▶ [Given problem] Copy every line of the records below exactly, leaving out the pictures.

▶ [Listing]
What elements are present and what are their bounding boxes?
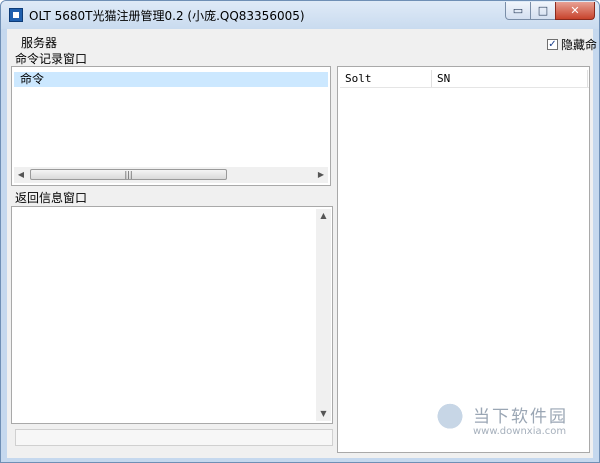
close-icon: ✕ xyxy=(570,4,580,17)
close-button[interactable]: ✕ xyxy=(555,2,595,20)
hide-command-label: 隐藏命 xyxy=(561,38,598,52)
horizontal-scrollbar[interactable]: ◀ ||| ▶ xyxy=(14,167,328,183)
return-info-title: 返回信息窗口 xyxy=(15,191,88,205)
watermark-name: 当下软件园 xyxy=(473,407,568,427)
window-title: OLT 5680T光猫注册管理0.2 (小庞.QQ83356005) xyxy=(29,9,305,23)
title-bar[interactable]: OLT 5680T光猫注册管理0.2 (小庞.QQ83356005) ▭ □ ✕ xyxy=(1,1,599,29)
scroll-down-icon[interactable]: ▼ xyxy=(316,407,331,421)
vertical-scrollbar[interactable]: ▲ ▼ xyxy=(316,209,331,421)
app-icon xyxy=(9,8,23,22)
header-divider xyxy=(340,87,589,88)
checkbox-icon[interactable]: ✓ xyxy=(547,39,558,50)
result-table[interactable]: Solt SN xyxy=(337,66,590,453)
watermark-url: www.downxia.com xyxy=(473,426,567,437)
menu-server[interactable]: 服务器 xyxy=(21,34,57,51)
scroll-left-icon[interactable]: ◀ xyxy=(14,167,28,183)
watermark: 当下软件园 www.downxia.com xyxy=(435,399,585,447)
scroll-right-icon[interactable]: ▶ xyxy=(314,167,328,183)
command-log-list[interactable]: 命令 ◀ ||| ▶ xyxy=(11,66,331,186)
watermark-logo-icon xyxy=(435,401,465,439)
column-header-sn[interactable]: SN xyxy=(432,70,588,87)
input-box[interactable] xyxy=(15,429,333,446)
scroll-thumb[interactable]: ||| xyxy=(30,169,227,180)
return-info-textarea[interactable]: ▲ ▼ xyxy=(11,206,333,424)
main-window: OLT 5680T光猫注册管理0.2 (小庞.QQ83356005) ▭ □ ✕… xyxy=(0,0,600,463)
minimize-button[interactable]: ▭ xyxy=(505,2,531,20)
maximize-button[interactable]: □ xyxy=(530,2,556,20)
command-log-title: 命令记录窗口 xyxy=(15,52,88,66)
minimize-icon: ▭ xyxy=(512,4,524,17)
client-area: 服务器 ✓ 隐藏命 命令记录窗口 命令 ◀ ||| ▶ 返回信息窗口 ▲ ▼ S… xyxy=(7,29,597,458)
scroll-up-icon[interactable]: ▲ xyxy=(316,209,331,223)
maximize-icon: □ xyxy=(537,4,549,17)
list-item[interactable]: 命令 xyxy=(14,72,328,87)
hide-command-toggle[interactable]: ✓ 隐藏命 xyxy=(547,36,597,53)
column-header-slot[interactable]: Solt xyxy=(340,70,432,87)
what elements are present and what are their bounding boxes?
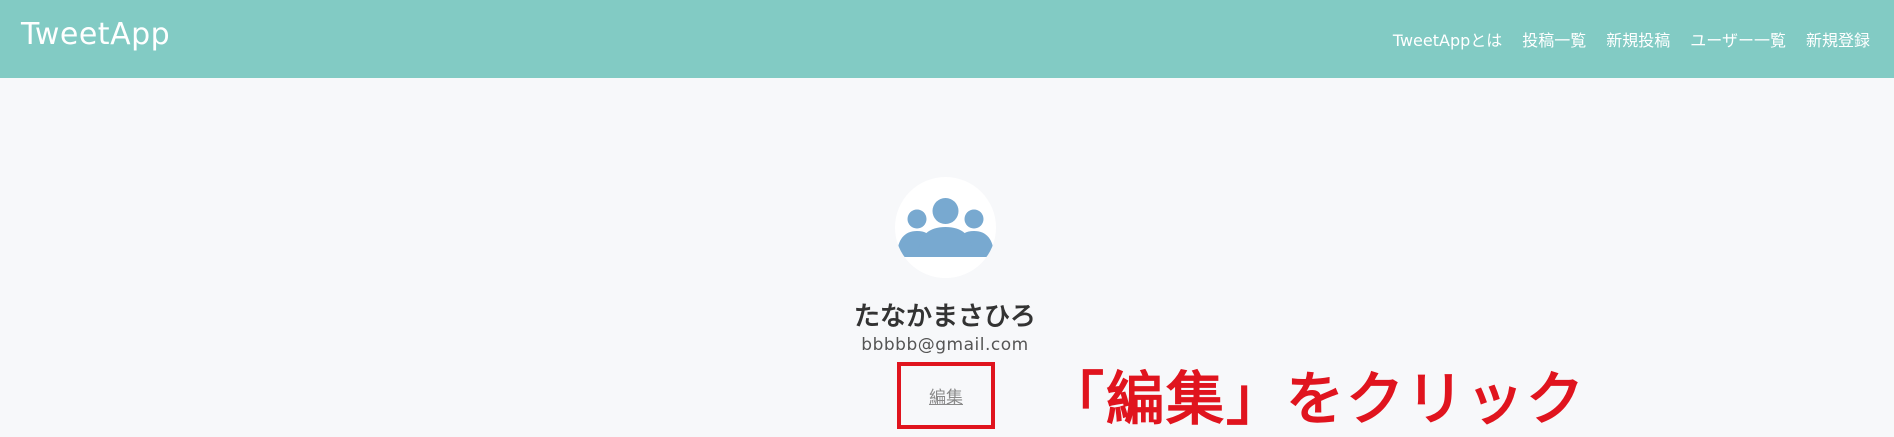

▶ [Response]
What elements are present and what are their bounding boxes?
close-icon: ✕ xyxy=(570,4,580,17)
close-button[interactable]: ✕ xyxy=(555,2,595,20)
hide-command-label: 隐藏命 xyxy=(561,38,598,52)
horizontal-scrollbar[interactable]: ◀ ||| ▶ xyxy=(14,167,328,183)
return-info-title: 返回信息窗口 xyxy=(15,191,88,205)
watermark-name: 当下软件园 xyxy=(473,407,568,427)
window-title: OLT 5680T光猫注册管理0.2 (小庞.QQ83356005) xyxy=(29,9,305,23)
title-bar[interactable]: OLT 5680T光猫注册管理0.2 (小庞.QQ83356005) ▭ □ ✕ xyxy=(1,1,599,29)
scroll-down-icon[interactable]: ▼ xyxy=(316,407,331,421)
vertical-scrollbar[interactable]: ▲ ▼ xyxy=(316,209,331,421)
app-icon xyxy=(9,8,23,22)
header-divider xyxy=(340,87,589,88)
checkbox-icon[interactable]: ✓ xyxy=(547,39,558,50)
result-table[interactable]: Solt SN xyxy=(337,66,590,453)
watermark-url: www.downxia.com xyxy=(473,426,567,437)
menu-server[interactable]: 服务器 xyxy=(21,34,57,51)
scroll-left-icon[interactable]: ◀ xyxy=(14,167,28,183)
watermark: 当下软件园 www.downxia.com xyxy=(435,399,585,447)
scroll-right-icon[interactable]: ▶ xyxy=(314,167,328,183)
command-log-list[interactable]: 命令 ◀ ||| ▶ xyxy=(11,66,331,186)
watermark-logo-icon xyxy=(435,401,465,439)
column-header-sn[interactable]: SN xyxy=(432,70,588,87)
input-box[interactable] xyxy=(15,429,333,446)
scroll-thumb[interactable]: ||| xyxy=(30,169,227,180)
return-info-textarea[interactable]: ▲ ▼ xyxy=(11,206,333,424)
main-window: OLT 5680T光猫注册管理0.2 (小庞.QQ83356005) ▭ □ ✕… xyxy=(0,0,600,463)
minimize-button[interactable]: ▭ xyxy=(505,2,531,20)
maximize-button[interactable]: □ xyxy=(530,2,556,20)
command-log-title: 命令记录窗口 xyxy=(15,52,88,66)
minimize-icon: ▭ xyxy=(512,4,524,17)
client-area: 服务器 ✓ 隐藏命 命令记录窗口 命令 ◀ ||| ▶ 返回信息窗口 ▲ ▼ S… xyxy=(7,29,597,458)
scroll-up-icon[interactable]: ▲ xyxy=(316,209,331,223)
maximize-icon: □ xyxy=(537,4,549,17)
list-item[interactable]: 命令 xyxy=(14,72,328,87)
hide-command-toggle[interactable]: ✓ 隐藏命 xyxy=(547,36,597,53)
column-header-slot[interactable]: Solt xyxy=(340,70,432,87)
what elements are present and what are their bounding boxes?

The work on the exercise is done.